## Source data
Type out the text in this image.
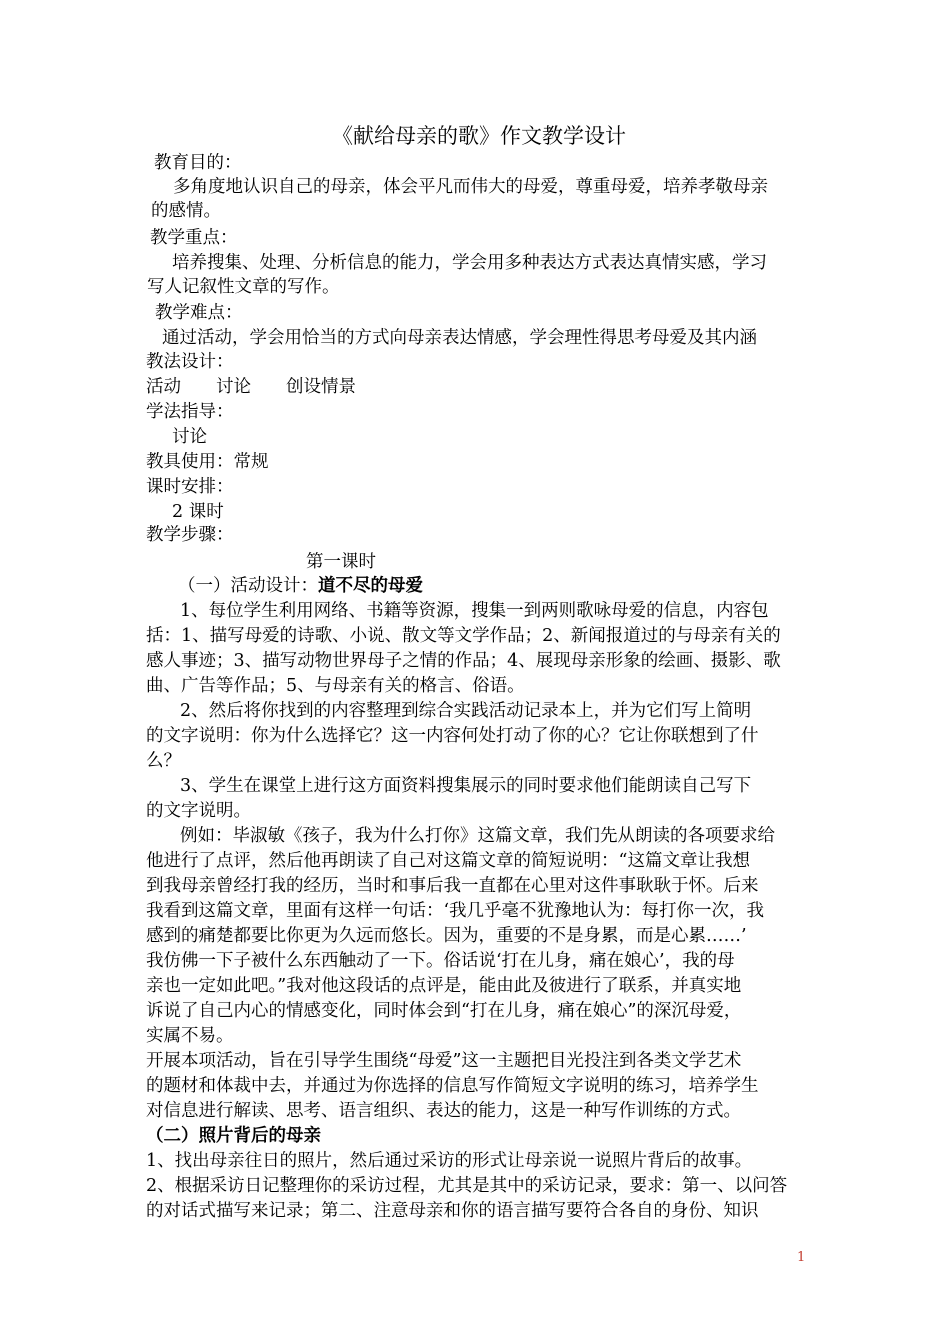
《献给母亲的歌》作文教学设计
教育目的：
多角度地认识自己的母亲，体会平凡而伟大的母爱，尊重母爱，培养孝敬母亲
的感情。
教学重点：
培养搜集、处理、分析信息的能力，学会用多种表达方式表达真情实感，学习
写人记叙性文章的写作。
教学难点：
通过活动，学会用恰当的方式向母亲表达情感，学会理性得思考母爱及其内涵
教法设计：
活动　　讨论　　创设情景
学法指导：
讨论
教具使用：常规
课时安排：
2 课时
教学步骤：
第一课时
（一）活动设计：道不尽的母爱
1、每位学生利用网络、书籍等资源，搜集一到两则歌咏母爱的信息，内容包
括：1、描写母爱的诗歌、小说、散文等文学作品；2、新闻报道过的与母亲有关的
感人事迹；3、描写动物世界母子之情的作品；4、展现母亲形象的绘画、摄影、歌
曲、广告等作品；5、与母亲有关的格言、俗语。
2、然后将你找到的内容整理到综合实践活动记录本上，并为它们写上简明
的文字说明：你为什么选择它？这一内容何处打动了你的心？它让你联想到了什
么？
3、学生在课堂上进行这方面资料搜集展示的同时要求他们能朗读自己写下
的文字说明。
例如：毕淑敏《孩子，我为什么打你》这篇文章，我们先从朗读的各项要求给
他进行了点评，然后他再朗读了自己对这篇文章的简短说明：“这篇文章让我想
到我母亲曾经打我的经历，当时和事后我一直都在心里对这件事耿耿于怀。后来
我看到这篇文章，里面有这样一句话：‘我几乎毫不犹豫地认为：每打你一次，我
感到的痛楚都要比你更为久远而悠长。因为，重要的不是身累，而是心累……’
我仿佛一下子被什么东西触动了一下。俗话说‘打在儿身，痛在娘心’，我的母
亲也一定如此吧。”我对他这段话的点评是，能由此及彼进行了联系，并真实地
诉说了自己内心的情感变化，同时体会到“打在儿身，痛在娘心”的深沉母爱，
实属不易。
开展本项活动，旨在引导学生围绕“母爱”这一主题把目光投注到各类文学艺术
的题材和体裁中去，并通过为你选择的信息写作简短文字说明的练习，培养学生
对信息进行解读、思考、语言组织、表达的能力，这是一种写作训练的方式。
（二）照片背后的母亲
1、找出母亲往日的照片，然后通过采访的形式让母亲说一说照片背后的故事。
2、根据采访日记整理你的采访过程，尤其是其中的采访记录，要求：第一、以问答
的对话式描写来记录；第二、注意母亲和你的语言描写要符合各自的身份、知识
1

## What this task involves
Every line above should be returned exactly; the pictures stay out.

## Answer to this task
Type out the text in this image.
《献给母亲的歌》作文教学设计
教育目的：
多角度地认识自己的母亲，体会平凡而伟大的母爱，尊重母爱，培养孝敬母亲
的感情。
教学重点：
培养搜集、处理、分析信息的能力，学会用多种表达方式表达真情实感，学习
写人记叙性文章的写作。
教学难点：
通过活动，学会用恰当的方式向母亲表达情感，学会理性得思考母爱及其内涵
教法设计：
活动　　讨论　　创设情景
学法指导：
讨论
教具使用：常规
课时安排：
2 课时
教学步骤：
第一课时
（一）活动设计：道不尽的母爱
1、每位学生利用网络、书籍等资源，搜集一到两则歌咏母爱的信息，内容包
括：1、描写母爱的诗歌、小说、散文等文学作品；2、新闻报道过的与母亲有关的
感人事迹；3、描写动物世界母子之情的作品；4、展现母亲形象的绘画、摄影、歌
曲、广告等作品；5、与母亲有关的格言、俗语。
2、然后将你找到的内容整理到综合实践活动记录本上，并为它们写上简明
的文字说明：你为什么选择它？这一内容何处打动了你的心？它让你联想到了什
么？
3、学生在课堂上进行这方面资料搜集展示的同时要求他们能朗读自己写下
的文字说明。
例如：毕淑敏《孩子，我为什么打你》这篇文章，我们先从朗读的各项要求给
他进行了点评，然后他再朗读了自己对这篇文章的简短说明：“这篇文章让我想
到我母亲曾经打我的经历，当时和事后我一直都在心里对这件事耿耿于怀。后来
我看到这篇文章，里面有这样一句话：‘我几乎毫不犹豫地认为：每打你一次，我
感到的痛楚都要比你更为久远而悠长。因为，重要的不是身累，而是心累……’
我仿佛一下子被什么东西触动了一下。俗话说‘打在儿身，痛在娘心’，我的母
亲也一定如此吧。”我对他这段话的点评是，能由此及彼进行了联系，并真实地
诉说了自己内心的情感变化，同时体会到“打在儿身，痛在娘心”的深沉母爱，
实属不易。
开展本项活动，旨在引导学生围绕“母爱”这一主题把目光投注到各类文学艺术
的题材和体裁中去，并通过为你选择的信息写作简短文字说明的练习，培养学生
对信息进行解读、思考、语言组织、表达的能力，这是一种写作训练的方式。
（二）照片背后的母亲
1、找出母亲往日的照片，然后通过采访的形式让母亲说一说照片背后的故事。
2、根据采访日记整理你的采访过程，尤其是其中的采访记录，要求：第一、以问答
的对话式描写来记录；第二、注意母亲和你的语言描写要符合各自的身份、知识
1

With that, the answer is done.